Problem »
Every line with the word "xlabel" in it should be extracted from the data that follows.
** start Records shown **
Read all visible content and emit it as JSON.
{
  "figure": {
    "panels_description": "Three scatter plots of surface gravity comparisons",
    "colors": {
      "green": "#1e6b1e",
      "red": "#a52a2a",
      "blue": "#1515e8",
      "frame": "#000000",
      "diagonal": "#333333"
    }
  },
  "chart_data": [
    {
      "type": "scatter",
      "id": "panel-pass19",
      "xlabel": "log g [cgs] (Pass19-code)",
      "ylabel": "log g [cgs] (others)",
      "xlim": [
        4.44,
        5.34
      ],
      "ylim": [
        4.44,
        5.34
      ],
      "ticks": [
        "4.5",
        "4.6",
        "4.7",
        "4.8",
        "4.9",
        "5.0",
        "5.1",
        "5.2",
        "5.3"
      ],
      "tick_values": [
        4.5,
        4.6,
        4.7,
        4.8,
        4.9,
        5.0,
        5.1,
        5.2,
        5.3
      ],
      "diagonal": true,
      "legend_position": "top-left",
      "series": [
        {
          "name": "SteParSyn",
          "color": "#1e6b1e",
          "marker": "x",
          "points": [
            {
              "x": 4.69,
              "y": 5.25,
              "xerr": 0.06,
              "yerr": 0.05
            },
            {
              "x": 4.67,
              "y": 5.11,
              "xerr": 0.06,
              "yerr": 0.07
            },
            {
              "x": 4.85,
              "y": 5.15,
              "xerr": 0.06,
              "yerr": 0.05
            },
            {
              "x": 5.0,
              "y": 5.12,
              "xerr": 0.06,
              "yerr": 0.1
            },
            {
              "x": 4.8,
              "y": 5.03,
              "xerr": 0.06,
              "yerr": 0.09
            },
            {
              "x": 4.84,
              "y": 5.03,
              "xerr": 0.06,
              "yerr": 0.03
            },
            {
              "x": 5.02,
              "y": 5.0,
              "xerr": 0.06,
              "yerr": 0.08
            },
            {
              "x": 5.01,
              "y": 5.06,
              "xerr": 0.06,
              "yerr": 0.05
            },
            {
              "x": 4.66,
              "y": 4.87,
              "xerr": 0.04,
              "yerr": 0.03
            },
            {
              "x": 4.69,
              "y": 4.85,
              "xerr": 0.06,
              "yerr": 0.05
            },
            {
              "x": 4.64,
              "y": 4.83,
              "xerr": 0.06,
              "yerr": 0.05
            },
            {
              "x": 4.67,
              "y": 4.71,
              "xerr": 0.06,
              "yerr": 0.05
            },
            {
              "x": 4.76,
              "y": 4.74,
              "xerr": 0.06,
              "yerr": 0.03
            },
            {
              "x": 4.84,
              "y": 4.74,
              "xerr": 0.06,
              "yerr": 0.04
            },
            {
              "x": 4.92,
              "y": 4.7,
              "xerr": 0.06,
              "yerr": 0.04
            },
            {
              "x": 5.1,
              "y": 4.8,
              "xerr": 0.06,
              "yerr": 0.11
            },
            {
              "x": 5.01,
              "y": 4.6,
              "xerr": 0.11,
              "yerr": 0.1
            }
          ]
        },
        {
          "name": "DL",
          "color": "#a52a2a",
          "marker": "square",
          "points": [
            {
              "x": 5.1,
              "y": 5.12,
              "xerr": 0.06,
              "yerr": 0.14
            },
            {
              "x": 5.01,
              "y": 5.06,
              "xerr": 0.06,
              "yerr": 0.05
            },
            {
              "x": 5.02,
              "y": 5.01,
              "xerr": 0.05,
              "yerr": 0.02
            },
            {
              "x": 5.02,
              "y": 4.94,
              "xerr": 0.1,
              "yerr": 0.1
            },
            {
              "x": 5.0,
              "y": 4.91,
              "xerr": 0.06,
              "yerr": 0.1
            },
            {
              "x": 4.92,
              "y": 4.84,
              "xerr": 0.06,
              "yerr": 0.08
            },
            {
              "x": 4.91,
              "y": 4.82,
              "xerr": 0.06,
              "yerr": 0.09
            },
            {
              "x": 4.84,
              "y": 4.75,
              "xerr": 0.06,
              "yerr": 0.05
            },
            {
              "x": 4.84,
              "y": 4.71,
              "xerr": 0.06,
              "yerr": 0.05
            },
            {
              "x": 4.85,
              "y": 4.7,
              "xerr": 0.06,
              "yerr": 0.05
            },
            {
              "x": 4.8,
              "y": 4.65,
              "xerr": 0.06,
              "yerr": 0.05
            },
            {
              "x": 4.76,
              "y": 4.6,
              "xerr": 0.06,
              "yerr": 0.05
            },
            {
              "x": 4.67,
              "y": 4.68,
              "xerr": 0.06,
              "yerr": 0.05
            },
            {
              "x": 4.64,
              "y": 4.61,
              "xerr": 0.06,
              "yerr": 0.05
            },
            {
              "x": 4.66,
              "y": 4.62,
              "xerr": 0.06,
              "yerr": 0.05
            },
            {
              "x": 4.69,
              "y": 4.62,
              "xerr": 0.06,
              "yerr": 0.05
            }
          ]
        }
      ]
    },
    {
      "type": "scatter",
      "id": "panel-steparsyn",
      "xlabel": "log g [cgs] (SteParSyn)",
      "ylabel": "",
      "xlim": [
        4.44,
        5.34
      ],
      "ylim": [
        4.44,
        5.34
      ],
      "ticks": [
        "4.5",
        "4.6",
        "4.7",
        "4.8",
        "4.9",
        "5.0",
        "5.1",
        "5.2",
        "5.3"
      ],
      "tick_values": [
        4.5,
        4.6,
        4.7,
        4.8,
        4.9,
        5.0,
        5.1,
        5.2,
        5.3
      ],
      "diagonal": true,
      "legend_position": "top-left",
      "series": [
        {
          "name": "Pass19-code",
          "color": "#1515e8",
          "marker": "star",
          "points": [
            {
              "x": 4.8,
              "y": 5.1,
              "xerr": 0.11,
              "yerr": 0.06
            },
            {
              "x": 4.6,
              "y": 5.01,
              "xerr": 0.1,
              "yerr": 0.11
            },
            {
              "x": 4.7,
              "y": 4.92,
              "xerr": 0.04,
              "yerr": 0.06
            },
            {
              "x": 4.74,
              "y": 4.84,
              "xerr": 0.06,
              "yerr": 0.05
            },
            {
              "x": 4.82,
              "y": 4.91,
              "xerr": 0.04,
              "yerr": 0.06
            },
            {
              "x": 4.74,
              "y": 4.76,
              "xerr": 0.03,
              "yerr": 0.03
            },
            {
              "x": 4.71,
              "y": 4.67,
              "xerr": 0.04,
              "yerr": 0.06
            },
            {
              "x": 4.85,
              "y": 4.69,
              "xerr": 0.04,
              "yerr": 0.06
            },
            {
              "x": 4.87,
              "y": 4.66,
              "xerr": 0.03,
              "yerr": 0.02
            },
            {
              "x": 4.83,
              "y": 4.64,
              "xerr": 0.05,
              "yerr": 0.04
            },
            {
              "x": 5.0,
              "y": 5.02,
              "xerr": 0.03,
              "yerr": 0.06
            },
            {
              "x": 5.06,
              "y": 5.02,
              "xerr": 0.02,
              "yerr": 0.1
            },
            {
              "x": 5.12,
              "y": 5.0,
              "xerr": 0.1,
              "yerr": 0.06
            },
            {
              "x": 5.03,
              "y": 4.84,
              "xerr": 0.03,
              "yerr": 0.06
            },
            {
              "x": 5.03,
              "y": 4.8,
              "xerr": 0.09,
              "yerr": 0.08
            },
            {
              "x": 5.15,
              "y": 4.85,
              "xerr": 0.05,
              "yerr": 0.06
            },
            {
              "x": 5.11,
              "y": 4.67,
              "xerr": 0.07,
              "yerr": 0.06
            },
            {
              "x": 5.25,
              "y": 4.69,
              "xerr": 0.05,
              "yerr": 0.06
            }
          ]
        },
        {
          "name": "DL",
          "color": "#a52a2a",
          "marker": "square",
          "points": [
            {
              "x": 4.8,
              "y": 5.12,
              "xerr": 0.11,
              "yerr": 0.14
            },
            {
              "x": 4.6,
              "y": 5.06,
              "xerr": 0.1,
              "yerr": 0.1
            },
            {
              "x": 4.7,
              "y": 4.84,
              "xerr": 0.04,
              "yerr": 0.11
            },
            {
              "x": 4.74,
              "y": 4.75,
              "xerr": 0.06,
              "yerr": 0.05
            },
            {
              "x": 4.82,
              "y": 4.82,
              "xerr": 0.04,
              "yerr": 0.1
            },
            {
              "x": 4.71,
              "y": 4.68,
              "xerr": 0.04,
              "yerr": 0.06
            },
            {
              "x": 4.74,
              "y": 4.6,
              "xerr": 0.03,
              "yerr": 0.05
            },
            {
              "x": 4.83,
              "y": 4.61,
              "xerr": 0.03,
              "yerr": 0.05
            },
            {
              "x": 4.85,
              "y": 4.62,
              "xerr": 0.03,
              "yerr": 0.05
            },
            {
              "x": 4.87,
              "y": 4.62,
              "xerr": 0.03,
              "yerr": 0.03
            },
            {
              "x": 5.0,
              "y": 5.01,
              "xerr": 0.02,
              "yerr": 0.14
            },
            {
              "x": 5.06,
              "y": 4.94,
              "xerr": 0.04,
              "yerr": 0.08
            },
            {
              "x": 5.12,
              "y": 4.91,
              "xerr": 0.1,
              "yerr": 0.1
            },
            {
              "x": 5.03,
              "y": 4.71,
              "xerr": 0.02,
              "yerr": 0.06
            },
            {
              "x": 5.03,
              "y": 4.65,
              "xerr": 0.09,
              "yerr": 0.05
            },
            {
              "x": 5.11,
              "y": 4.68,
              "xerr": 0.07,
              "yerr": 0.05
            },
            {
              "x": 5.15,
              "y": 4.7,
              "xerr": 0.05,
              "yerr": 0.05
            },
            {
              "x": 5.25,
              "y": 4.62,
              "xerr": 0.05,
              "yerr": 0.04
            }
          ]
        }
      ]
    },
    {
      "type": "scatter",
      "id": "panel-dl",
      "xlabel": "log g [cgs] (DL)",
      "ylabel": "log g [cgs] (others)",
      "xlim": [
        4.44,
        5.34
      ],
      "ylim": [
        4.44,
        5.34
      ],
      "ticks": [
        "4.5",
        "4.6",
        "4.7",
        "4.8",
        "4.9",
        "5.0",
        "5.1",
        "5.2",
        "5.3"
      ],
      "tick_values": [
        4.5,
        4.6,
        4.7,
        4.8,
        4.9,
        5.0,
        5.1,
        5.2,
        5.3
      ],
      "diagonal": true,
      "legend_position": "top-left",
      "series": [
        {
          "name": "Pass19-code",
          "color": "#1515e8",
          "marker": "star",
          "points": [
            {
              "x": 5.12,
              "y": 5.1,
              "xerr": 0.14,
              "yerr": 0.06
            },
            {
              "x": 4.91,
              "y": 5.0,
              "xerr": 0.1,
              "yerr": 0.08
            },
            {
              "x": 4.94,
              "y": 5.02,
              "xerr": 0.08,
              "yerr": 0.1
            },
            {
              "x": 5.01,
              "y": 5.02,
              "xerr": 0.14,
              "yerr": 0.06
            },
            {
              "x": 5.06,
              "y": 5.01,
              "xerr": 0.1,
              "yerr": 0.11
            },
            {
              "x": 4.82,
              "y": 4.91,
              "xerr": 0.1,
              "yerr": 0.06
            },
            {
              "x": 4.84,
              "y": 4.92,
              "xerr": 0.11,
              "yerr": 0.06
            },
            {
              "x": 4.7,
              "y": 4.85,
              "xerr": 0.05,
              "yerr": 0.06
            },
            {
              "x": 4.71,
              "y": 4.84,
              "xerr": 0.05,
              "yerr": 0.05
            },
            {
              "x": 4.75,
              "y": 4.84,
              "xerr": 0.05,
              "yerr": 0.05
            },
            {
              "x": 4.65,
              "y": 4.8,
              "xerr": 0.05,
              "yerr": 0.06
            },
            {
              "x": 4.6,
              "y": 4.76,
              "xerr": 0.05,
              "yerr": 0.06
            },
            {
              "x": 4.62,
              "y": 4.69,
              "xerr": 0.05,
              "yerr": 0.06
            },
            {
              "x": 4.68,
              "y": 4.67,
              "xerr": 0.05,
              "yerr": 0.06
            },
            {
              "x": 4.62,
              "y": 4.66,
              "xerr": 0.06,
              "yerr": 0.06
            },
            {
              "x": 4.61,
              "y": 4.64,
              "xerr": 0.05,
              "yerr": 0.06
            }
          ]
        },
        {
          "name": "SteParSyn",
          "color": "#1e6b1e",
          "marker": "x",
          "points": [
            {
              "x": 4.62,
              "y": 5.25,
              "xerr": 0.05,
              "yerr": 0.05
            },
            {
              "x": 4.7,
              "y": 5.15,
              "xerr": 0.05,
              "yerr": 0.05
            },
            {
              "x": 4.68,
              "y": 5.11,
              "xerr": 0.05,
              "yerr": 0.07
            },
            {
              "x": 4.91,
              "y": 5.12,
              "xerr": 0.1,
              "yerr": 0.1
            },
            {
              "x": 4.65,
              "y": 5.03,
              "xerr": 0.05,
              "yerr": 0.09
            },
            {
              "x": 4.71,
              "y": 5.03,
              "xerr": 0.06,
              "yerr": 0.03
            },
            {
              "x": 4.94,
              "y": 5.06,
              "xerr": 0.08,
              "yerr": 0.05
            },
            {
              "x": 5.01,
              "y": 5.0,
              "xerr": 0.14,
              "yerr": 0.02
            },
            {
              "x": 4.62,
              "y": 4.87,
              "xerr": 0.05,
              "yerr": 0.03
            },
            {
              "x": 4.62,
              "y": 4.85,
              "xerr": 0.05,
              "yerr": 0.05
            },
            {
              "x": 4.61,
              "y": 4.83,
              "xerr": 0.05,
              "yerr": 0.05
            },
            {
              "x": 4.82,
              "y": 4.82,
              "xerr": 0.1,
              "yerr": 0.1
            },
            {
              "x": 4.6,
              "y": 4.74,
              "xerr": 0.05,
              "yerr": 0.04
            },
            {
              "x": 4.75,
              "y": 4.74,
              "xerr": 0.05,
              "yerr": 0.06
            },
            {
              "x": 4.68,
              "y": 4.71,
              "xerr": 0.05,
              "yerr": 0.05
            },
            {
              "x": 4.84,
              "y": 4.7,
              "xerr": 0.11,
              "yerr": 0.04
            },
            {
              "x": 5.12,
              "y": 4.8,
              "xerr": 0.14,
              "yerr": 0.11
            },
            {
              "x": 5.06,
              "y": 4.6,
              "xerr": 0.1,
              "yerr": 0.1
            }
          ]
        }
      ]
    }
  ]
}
** end Records shown **
Solution for this problem »
      "xlabel": "log g [cgs] (Pass19-code)",
      "xlabel": "log g [cgs] (SteParSyn)",
      "xlabel": "log g [cgs] (DL)",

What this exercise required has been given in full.